Short problem:
Copy out the stretch of the bourbon release news below from "Heaven Hill’s Elijah" through "floor is established.", word for word.

Heaven Hill’s Elijah Craig Barrel Proof E926 received TTB approval July 4 at 130.2 proof and is arriving at national retail this week — the fifth of six annual batches, carrying a Bottled-in-Bond designation and the strongest proof run in the series’ annual cycle history. That’s the lead, and it comes with a real access window measured in days at most accounts. Also in today’s edition: Heaven Hill formally confirmed a 15% Q3 production cut at Bernheim Distillery, the first Big 4 documented reduction of the current correction cycle, and what that means for the Elijah Craig and Larceny shelf from 2030 forward. Plus Russell’s Reserve 13-Year Single Barrel 2026 arriving at retail in the same delivery window — Wild Turkey’s oldest stated-age standard-distribution release, now at MSRP before a secondary floor is established.

Dataset extract:

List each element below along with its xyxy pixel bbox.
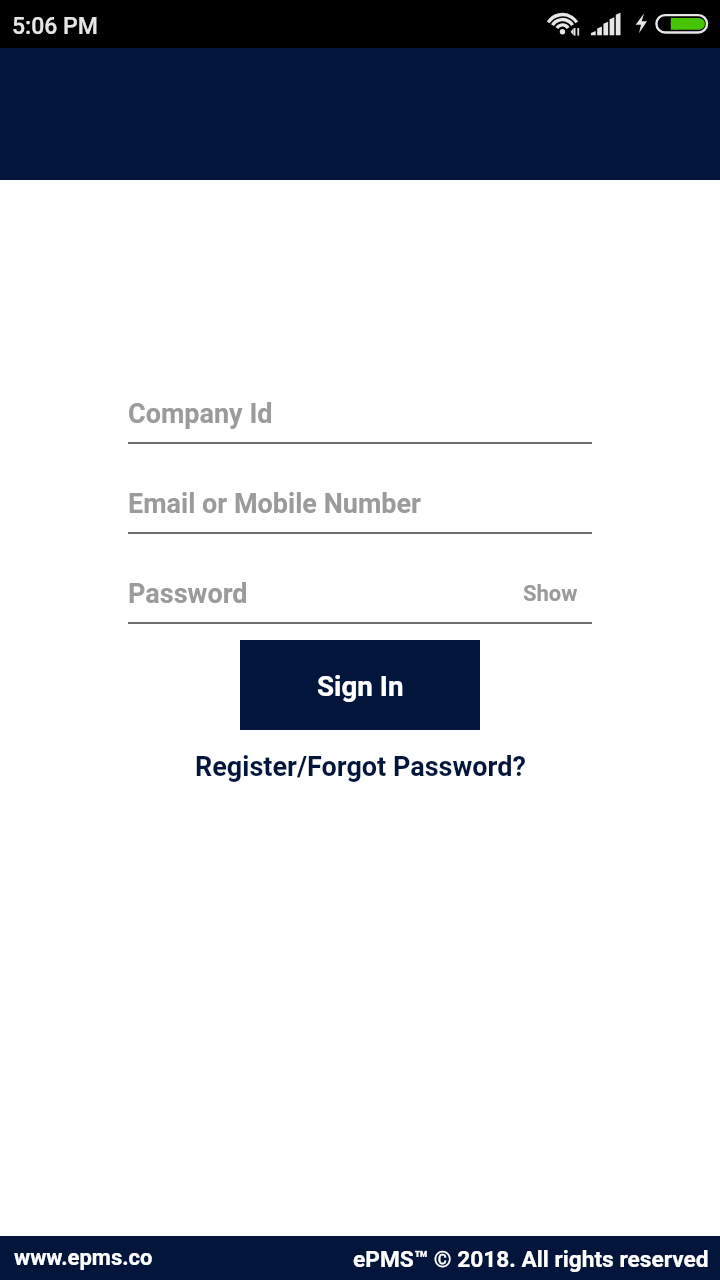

Solution:
Heaven Hill’s Elijah Craig Barrel Proof E926 received TTB approval July 4 at 130.2 proof and is arriving at national retail this week — the fifth of six annual batches, carrying a Bottled-in-Bond designation and the strongest proof run in the series’ annual cycle history. That’s the lead, and it comes with a real access window measured in days at most accounts. Also in today’s edition: Heaven Hill formally confirmed a 15% Q3 production cut at Bernheim Distillery, the first Big 4 documented reduction of the current correction cycle, and what that means for the Elijah Craig and Larceny shelf from 2030 forward. Plus Russell’s Reserve 13-Year Single Barrel 2026 arriving at retail in the same delivery window — Wild Turkey’s oldest stated-age standard-distribution release, now at MSRP before a secondary floor is established.